§ **Your objective**
Find the string "JSON" in the records. Copy every line it appears in.

§ **Dataset entries**
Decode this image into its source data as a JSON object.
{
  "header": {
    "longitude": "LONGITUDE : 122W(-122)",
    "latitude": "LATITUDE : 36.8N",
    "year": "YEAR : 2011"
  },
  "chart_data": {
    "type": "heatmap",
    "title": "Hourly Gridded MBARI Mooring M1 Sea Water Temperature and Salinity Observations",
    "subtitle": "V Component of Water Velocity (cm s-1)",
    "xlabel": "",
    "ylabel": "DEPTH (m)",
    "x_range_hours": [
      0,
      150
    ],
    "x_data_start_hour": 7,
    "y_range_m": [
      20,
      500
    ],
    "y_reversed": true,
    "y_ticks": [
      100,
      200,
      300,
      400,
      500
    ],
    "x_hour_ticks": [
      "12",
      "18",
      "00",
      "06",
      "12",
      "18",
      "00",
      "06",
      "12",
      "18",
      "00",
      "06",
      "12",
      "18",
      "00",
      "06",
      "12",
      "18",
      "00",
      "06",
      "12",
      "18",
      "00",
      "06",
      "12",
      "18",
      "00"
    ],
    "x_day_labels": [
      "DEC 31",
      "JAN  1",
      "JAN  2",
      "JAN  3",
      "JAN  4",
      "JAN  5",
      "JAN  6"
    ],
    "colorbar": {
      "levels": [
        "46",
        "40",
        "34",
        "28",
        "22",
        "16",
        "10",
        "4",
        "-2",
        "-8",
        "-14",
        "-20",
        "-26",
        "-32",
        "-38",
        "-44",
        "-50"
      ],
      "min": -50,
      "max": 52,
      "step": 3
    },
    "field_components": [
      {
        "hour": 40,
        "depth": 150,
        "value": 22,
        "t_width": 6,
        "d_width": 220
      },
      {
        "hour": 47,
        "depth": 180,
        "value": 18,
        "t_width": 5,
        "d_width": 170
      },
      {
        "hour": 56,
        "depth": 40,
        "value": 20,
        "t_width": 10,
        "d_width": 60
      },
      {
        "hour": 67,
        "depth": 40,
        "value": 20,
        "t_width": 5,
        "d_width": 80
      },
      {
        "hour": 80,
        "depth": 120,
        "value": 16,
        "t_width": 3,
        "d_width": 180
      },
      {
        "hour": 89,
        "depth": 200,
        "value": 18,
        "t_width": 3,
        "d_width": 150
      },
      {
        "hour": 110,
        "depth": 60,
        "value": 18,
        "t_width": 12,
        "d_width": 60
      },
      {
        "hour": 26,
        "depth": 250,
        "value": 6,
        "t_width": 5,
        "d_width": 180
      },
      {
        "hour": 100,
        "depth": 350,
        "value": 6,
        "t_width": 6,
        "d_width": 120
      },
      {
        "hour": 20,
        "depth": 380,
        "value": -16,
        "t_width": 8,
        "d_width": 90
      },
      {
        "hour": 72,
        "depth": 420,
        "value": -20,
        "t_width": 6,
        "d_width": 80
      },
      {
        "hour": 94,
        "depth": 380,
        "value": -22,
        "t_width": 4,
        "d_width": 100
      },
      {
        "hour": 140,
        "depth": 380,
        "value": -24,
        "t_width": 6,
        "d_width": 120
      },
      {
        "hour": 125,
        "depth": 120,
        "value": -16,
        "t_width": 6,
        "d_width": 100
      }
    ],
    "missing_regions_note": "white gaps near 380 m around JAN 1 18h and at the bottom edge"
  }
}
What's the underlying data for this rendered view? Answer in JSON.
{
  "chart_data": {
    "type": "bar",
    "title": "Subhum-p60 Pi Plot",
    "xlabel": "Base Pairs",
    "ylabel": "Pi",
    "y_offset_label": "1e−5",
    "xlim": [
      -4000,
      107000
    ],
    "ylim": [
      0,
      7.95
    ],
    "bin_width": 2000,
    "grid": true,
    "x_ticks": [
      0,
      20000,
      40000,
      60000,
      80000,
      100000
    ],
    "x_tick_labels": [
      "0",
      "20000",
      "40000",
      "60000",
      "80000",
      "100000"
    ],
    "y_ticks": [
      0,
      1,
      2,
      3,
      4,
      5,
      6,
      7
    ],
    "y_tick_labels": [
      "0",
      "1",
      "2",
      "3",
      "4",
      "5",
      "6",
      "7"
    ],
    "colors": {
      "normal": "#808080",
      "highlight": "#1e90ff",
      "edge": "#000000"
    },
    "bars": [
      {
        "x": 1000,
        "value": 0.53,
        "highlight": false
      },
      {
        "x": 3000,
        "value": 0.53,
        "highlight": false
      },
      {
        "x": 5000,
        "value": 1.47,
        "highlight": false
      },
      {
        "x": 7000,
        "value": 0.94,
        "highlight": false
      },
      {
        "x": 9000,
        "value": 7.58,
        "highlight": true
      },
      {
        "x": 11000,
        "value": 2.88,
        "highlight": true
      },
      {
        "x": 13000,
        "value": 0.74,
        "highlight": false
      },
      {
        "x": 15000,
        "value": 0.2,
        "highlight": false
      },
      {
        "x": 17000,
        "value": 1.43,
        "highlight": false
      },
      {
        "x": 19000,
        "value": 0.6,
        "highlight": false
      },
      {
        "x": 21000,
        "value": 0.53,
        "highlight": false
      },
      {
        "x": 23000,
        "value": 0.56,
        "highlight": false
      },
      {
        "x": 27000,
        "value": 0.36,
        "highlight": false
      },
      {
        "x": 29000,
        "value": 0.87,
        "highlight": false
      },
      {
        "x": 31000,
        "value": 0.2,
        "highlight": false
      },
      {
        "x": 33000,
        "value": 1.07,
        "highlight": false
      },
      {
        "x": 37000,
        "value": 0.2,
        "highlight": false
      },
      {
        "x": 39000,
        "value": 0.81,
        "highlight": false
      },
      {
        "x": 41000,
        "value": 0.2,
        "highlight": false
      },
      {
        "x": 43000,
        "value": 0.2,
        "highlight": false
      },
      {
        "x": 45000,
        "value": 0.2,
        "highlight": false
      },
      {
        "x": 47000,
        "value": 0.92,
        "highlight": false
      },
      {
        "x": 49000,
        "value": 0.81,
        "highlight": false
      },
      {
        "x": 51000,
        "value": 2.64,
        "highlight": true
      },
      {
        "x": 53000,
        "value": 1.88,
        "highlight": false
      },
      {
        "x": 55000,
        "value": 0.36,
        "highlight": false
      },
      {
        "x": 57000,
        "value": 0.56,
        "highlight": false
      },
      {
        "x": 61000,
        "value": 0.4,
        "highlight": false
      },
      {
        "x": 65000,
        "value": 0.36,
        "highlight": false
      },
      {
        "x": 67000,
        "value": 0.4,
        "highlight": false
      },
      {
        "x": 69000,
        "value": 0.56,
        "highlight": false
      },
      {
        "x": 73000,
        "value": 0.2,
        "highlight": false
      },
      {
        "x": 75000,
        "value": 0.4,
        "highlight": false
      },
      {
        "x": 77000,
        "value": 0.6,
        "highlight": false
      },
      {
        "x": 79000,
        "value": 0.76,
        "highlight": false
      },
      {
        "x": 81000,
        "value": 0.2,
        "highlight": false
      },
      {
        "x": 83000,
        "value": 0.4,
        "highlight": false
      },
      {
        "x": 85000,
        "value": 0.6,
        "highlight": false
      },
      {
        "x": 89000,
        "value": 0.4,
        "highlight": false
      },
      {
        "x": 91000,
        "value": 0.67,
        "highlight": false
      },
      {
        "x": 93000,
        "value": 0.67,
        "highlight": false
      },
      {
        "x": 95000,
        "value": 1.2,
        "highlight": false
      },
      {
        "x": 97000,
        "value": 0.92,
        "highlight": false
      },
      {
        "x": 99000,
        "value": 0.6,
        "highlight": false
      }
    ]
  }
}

§ **Correct result**
Decode this image into its source data as a JSON object.
What's the underlying data for this rendered view? Answer in JSON.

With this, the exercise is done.